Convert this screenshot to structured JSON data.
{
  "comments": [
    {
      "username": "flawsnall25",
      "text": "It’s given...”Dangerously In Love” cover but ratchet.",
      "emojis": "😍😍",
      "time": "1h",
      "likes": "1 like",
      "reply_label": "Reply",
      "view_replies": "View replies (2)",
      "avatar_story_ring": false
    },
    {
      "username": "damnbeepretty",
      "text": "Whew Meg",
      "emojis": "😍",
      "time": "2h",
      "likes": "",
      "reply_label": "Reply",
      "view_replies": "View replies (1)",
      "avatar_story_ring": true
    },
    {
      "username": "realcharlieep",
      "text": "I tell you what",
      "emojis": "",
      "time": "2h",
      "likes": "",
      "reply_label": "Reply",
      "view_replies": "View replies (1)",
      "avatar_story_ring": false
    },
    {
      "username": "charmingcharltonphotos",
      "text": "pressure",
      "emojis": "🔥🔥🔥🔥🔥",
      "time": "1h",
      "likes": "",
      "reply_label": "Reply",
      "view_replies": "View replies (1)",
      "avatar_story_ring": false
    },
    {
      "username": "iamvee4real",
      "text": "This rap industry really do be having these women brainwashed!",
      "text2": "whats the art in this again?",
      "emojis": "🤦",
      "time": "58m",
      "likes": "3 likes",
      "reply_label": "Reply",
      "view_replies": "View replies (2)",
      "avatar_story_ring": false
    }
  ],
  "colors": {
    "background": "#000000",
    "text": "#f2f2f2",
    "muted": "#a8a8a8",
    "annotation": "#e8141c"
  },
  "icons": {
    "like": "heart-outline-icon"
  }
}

▶ What to work on: Select and copy each line from the data that includes the word "emojis".

▶ In response:
      "emojis": "😍😍",
      "emojis": "😍",
      "emojis": "",
      "emojis": "🔥🔥🔥🔥🔥",
      "emojis": "🤦",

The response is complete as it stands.